Directive: Answer with one number only: the number of lines that contain "MOTOR".

Dataset content:
• • •

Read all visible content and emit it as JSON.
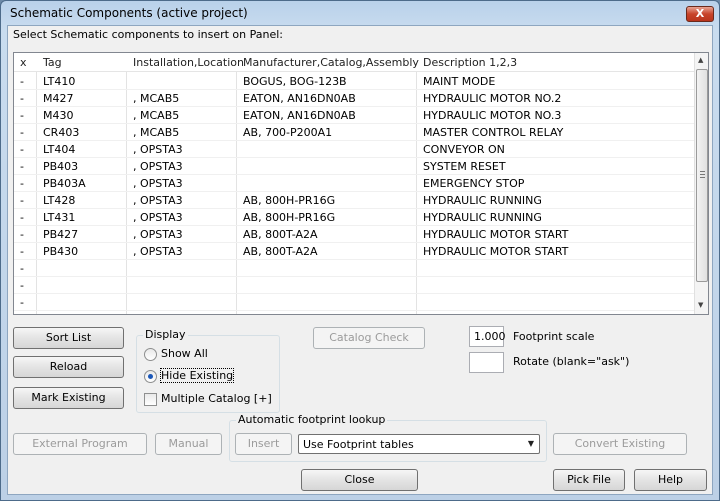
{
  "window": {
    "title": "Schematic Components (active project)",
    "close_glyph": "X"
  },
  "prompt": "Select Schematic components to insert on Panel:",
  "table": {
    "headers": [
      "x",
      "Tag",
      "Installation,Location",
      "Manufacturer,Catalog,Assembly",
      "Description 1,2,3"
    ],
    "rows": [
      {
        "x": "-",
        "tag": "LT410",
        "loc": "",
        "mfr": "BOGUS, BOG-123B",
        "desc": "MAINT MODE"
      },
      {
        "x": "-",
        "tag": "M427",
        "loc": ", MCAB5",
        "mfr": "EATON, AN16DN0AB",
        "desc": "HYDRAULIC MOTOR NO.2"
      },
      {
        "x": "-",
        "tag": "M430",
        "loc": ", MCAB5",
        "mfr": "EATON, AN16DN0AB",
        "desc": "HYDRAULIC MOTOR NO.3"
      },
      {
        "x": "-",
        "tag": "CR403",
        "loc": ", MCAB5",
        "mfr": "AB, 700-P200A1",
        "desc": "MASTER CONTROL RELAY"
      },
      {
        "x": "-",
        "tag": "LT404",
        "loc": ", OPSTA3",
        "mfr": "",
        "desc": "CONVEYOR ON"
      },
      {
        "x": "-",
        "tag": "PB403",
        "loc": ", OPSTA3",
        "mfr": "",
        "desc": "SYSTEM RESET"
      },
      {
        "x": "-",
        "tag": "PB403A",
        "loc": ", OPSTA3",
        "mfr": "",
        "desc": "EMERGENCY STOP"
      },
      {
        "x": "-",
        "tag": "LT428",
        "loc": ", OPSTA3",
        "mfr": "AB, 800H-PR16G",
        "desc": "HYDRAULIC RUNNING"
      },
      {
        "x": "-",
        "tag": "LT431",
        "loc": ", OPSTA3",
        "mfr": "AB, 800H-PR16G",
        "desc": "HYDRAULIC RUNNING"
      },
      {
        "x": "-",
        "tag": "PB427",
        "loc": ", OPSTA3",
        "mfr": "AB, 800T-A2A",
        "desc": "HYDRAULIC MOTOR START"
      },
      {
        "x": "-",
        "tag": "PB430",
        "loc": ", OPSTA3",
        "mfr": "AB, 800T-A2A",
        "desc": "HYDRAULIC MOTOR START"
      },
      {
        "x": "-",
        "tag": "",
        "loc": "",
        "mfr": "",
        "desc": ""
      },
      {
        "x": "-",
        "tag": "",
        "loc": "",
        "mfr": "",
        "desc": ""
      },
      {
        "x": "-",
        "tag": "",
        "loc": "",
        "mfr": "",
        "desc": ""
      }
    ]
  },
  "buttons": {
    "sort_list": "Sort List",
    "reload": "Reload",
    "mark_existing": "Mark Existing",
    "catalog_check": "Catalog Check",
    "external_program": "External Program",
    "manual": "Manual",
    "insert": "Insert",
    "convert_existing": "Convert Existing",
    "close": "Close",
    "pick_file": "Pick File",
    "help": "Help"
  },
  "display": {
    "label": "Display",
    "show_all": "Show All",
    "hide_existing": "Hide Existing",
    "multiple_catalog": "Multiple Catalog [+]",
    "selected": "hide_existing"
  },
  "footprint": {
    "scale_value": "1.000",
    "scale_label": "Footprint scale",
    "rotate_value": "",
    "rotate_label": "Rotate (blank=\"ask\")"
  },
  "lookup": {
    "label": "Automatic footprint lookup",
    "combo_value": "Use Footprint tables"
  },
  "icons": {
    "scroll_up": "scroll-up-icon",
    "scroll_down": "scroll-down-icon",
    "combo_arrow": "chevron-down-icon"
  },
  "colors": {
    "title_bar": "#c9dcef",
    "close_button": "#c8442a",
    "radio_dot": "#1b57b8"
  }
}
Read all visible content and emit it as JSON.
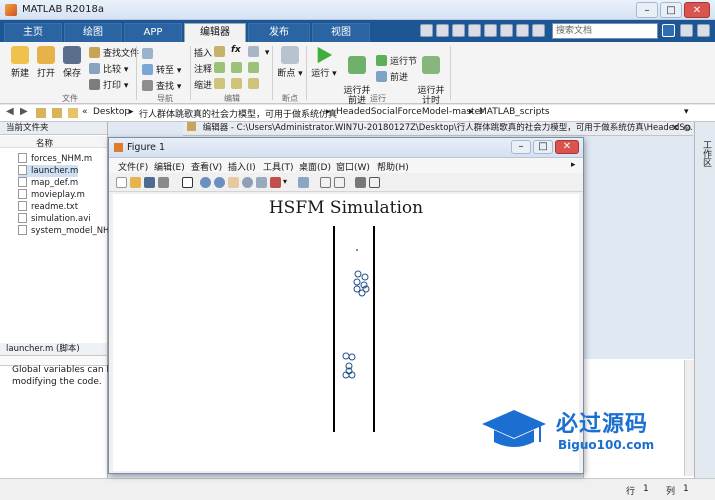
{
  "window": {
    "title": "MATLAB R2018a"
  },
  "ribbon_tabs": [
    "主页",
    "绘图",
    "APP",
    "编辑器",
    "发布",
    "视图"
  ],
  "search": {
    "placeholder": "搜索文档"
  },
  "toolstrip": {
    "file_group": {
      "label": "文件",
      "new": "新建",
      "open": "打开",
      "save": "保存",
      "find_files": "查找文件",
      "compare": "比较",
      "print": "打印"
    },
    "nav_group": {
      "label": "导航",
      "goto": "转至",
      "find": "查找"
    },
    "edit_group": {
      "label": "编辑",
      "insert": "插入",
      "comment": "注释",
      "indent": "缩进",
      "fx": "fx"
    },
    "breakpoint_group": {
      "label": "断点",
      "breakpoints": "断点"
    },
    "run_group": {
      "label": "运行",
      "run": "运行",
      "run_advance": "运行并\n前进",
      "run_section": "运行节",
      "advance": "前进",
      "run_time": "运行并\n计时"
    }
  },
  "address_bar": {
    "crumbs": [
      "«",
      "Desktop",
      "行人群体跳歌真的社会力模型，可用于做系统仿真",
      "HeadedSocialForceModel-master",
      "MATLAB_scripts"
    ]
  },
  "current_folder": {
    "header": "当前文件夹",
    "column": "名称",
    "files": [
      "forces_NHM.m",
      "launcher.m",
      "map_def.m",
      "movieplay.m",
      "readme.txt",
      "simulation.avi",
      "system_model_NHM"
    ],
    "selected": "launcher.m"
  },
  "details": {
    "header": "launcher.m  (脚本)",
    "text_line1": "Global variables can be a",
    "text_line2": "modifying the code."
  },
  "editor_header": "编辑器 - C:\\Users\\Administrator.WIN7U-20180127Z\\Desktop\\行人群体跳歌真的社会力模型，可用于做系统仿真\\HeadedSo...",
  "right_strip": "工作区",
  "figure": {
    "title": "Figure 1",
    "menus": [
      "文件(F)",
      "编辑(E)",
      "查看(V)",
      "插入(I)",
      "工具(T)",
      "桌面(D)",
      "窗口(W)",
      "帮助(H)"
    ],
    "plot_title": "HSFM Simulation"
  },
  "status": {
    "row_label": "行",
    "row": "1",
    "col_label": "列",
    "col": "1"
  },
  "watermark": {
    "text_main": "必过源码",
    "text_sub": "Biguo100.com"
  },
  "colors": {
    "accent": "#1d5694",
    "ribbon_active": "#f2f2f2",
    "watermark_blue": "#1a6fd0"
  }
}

• • •

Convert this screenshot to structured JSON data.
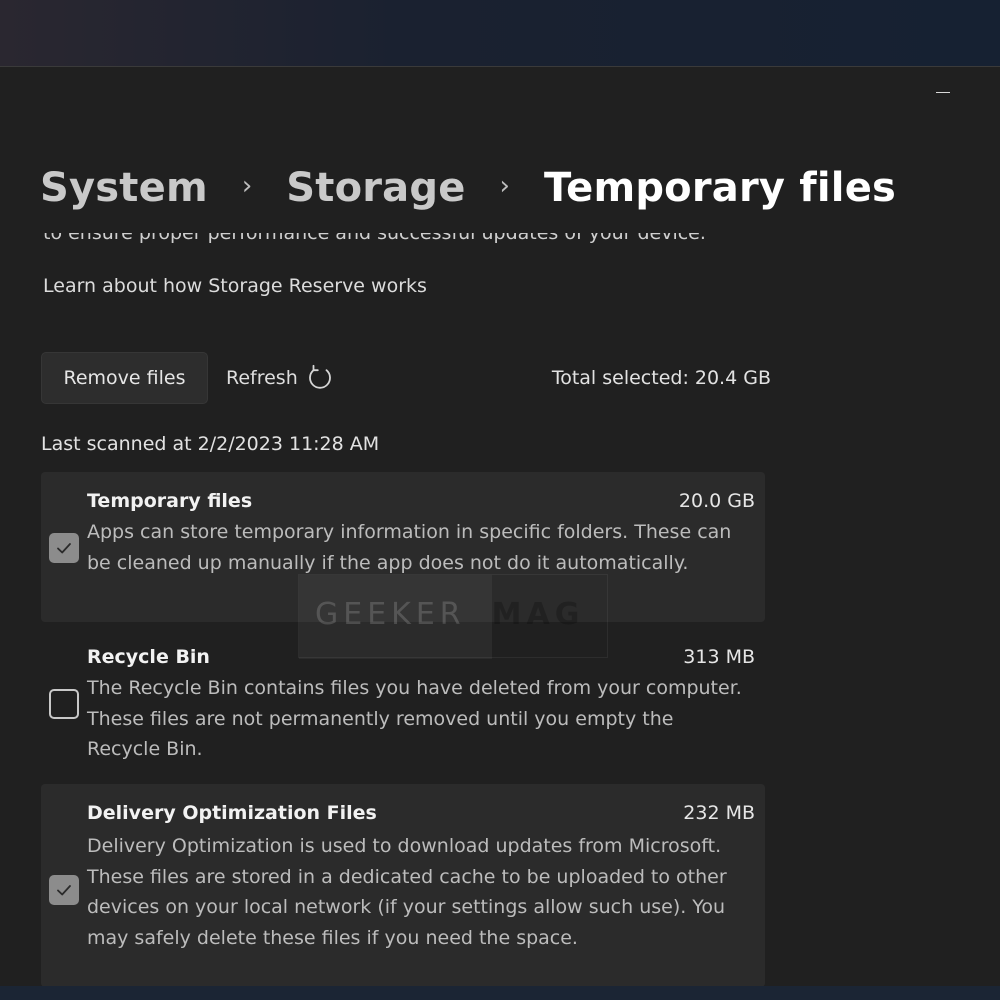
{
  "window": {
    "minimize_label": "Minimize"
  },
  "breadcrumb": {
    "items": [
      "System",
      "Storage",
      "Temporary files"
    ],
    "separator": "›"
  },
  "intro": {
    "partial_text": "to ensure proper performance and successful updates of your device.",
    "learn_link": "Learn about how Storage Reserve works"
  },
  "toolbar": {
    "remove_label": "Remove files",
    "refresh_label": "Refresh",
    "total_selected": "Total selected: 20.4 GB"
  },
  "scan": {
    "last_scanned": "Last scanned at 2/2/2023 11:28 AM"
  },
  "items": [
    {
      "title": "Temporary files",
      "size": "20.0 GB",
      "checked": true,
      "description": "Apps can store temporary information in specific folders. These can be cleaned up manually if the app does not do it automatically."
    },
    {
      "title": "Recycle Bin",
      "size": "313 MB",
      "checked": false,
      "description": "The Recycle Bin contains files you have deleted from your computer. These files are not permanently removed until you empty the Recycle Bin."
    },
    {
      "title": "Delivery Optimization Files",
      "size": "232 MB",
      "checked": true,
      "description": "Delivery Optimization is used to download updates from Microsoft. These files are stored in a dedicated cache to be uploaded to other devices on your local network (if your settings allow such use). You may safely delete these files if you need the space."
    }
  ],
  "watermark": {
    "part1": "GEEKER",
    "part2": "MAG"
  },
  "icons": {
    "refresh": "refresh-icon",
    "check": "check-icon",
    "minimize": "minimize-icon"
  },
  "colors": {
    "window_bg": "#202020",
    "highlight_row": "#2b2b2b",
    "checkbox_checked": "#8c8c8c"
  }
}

• • •

Answer to this exercise: 4